§ **DO THIS**: Answer with one number only: the number of lines that include the word "title".

(Collected data entries)

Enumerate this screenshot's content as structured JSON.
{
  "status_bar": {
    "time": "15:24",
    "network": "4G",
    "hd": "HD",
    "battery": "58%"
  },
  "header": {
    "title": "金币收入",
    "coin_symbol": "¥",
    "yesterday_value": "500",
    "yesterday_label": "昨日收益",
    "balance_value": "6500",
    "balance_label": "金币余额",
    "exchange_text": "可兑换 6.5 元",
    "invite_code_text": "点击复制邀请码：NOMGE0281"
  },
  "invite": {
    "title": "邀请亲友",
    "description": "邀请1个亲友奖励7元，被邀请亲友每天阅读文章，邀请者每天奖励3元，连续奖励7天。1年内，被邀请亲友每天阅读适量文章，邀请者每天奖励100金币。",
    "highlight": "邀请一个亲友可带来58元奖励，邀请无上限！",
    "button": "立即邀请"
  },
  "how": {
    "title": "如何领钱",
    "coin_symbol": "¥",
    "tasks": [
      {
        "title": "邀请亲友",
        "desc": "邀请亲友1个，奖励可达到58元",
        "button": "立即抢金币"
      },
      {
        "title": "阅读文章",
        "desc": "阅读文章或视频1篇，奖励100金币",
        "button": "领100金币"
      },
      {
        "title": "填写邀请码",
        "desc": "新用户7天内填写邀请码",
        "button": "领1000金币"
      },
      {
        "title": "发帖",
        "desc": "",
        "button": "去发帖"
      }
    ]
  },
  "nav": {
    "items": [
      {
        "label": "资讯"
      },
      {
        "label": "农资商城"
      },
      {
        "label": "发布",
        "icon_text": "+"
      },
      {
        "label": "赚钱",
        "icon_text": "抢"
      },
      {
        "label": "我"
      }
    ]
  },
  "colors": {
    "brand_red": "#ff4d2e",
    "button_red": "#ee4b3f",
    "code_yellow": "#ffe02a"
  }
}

§ **OUTPUT OF THE TASK**: 7